→ **Entries with figure data**
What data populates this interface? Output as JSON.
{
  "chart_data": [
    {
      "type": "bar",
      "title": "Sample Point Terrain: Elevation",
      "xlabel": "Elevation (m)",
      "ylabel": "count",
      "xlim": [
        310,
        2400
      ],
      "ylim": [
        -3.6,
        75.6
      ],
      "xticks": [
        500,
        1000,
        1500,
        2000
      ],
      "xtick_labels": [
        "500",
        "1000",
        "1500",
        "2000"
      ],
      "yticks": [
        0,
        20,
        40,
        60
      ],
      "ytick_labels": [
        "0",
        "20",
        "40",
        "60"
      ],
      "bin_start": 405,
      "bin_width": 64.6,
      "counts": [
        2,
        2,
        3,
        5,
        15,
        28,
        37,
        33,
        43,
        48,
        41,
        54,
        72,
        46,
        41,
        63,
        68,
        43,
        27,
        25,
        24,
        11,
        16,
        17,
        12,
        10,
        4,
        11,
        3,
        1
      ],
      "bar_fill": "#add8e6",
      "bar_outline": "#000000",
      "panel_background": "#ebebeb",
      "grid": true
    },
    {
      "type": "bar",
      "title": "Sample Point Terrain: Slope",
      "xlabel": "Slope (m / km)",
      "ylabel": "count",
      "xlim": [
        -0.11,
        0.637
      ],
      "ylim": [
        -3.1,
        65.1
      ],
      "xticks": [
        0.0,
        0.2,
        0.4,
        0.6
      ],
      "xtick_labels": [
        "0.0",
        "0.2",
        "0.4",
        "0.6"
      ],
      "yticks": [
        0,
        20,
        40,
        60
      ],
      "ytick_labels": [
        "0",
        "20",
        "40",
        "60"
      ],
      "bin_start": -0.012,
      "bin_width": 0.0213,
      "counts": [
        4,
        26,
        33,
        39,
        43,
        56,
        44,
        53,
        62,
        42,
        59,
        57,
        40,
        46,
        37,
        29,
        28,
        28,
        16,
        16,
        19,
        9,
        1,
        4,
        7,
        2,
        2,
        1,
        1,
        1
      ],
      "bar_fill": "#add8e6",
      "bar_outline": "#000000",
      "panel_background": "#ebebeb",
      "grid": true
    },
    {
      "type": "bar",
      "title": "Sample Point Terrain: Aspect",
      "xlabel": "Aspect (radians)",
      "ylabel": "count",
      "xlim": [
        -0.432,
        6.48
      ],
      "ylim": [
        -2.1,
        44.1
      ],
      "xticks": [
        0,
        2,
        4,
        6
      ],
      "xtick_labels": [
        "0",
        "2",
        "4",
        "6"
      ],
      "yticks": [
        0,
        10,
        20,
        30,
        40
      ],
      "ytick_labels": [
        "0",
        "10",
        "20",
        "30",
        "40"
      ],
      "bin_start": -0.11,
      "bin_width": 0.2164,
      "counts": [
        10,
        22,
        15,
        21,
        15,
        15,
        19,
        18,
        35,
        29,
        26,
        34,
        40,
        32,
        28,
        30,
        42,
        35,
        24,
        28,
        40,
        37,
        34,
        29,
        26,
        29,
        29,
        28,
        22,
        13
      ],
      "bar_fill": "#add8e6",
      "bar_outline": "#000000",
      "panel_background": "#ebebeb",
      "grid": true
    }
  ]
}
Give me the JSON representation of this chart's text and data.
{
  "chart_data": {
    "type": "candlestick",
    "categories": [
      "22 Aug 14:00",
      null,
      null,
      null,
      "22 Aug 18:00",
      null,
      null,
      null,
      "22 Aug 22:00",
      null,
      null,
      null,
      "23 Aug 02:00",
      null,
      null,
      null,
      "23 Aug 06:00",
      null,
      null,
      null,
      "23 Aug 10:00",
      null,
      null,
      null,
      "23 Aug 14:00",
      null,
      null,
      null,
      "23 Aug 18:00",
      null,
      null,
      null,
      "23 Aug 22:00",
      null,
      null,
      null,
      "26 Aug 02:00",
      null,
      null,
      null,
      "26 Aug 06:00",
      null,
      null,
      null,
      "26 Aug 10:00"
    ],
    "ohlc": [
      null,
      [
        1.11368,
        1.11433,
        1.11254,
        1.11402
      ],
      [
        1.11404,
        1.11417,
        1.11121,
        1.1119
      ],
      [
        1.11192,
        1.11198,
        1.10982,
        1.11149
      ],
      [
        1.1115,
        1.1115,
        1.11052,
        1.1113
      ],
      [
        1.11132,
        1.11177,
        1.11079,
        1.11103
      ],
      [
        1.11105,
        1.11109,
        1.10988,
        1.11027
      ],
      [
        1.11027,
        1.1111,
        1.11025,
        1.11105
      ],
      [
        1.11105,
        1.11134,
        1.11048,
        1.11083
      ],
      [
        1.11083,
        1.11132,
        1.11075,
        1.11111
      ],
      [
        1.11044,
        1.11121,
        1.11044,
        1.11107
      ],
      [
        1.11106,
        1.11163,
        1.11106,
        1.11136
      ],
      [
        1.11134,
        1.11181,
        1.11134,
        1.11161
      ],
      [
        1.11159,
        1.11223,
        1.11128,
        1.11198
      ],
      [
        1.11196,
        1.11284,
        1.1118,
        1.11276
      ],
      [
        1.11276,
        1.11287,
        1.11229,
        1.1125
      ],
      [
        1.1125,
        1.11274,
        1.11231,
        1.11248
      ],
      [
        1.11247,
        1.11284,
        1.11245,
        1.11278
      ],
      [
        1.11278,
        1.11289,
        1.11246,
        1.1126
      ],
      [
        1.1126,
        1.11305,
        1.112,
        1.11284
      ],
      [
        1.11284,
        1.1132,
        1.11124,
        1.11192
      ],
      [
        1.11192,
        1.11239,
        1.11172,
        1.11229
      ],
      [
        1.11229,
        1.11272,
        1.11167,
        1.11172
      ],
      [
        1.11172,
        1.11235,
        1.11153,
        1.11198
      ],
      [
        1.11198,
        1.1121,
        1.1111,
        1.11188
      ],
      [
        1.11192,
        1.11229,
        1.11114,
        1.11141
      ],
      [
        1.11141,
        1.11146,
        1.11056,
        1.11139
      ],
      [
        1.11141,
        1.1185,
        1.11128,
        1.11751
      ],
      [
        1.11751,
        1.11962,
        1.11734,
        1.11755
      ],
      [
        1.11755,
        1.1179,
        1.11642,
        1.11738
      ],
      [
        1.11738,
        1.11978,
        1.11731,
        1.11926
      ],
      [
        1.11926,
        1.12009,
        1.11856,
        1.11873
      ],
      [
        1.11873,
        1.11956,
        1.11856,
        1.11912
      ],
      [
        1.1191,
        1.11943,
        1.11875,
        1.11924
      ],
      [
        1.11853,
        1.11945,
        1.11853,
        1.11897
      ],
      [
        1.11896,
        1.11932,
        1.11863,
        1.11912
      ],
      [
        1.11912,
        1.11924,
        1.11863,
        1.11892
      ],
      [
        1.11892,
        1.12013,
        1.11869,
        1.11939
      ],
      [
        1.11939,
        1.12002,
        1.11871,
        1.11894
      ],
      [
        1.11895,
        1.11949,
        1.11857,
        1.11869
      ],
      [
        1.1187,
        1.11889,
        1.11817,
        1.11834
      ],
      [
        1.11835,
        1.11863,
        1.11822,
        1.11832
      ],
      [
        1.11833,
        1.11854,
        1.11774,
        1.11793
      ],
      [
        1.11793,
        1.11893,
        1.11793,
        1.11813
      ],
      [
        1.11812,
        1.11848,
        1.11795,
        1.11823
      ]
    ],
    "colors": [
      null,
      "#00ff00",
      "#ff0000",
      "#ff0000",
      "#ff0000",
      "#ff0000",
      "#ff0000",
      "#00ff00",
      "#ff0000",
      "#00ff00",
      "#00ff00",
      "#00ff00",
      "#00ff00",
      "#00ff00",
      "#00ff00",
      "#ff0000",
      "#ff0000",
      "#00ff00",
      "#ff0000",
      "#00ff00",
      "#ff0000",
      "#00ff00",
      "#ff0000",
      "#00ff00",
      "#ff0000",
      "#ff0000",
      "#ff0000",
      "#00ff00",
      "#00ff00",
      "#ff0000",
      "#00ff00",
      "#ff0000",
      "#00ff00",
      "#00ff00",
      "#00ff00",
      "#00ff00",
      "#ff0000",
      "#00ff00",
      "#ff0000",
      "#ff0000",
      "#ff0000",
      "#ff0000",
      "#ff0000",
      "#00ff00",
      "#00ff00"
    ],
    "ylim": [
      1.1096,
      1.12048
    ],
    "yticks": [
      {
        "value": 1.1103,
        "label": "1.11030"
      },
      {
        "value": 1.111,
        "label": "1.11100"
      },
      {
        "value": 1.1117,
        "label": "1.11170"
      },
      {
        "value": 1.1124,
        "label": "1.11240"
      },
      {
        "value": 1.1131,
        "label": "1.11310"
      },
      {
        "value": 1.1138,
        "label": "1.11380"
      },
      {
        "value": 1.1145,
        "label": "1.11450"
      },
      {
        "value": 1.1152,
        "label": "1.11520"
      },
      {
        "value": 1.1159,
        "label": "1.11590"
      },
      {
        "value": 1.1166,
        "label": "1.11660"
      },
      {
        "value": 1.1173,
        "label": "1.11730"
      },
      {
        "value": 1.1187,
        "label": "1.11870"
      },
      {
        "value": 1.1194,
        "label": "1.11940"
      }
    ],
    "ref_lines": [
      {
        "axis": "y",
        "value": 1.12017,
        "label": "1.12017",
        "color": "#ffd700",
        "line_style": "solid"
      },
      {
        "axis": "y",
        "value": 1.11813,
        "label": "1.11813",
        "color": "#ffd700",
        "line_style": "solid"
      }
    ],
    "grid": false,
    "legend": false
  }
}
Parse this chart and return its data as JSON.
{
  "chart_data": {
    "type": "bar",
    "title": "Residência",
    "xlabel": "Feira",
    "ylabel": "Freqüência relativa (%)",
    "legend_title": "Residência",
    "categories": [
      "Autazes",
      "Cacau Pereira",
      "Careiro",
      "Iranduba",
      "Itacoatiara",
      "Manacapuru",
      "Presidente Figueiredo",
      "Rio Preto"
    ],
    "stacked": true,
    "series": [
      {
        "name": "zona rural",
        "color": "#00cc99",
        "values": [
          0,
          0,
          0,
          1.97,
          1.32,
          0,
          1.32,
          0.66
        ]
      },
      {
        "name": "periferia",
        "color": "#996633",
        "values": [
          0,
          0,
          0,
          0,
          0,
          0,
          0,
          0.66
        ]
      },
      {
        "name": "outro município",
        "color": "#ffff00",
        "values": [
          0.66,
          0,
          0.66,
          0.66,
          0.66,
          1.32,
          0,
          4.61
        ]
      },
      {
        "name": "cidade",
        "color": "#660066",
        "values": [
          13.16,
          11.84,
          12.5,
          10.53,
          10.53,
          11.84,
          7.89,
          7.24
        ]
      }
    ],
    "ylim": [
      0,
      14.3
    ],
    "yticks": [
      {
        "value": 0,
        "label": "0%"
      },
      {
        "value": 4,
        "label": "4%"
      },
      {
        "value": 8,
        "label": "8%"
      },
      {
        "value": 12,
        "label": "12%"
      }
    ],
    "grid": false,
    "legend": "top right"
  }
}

→ **TASK DESCRIPTION**
Look for "Point" and pull out every line that has it.

→ **EXERCISE RESULT**
      "title": "Sample Point Terrain: Elevation",
      "title": "Sample Point Terrain: Slope",
      "title": "Sample Point Terrain: Aspect",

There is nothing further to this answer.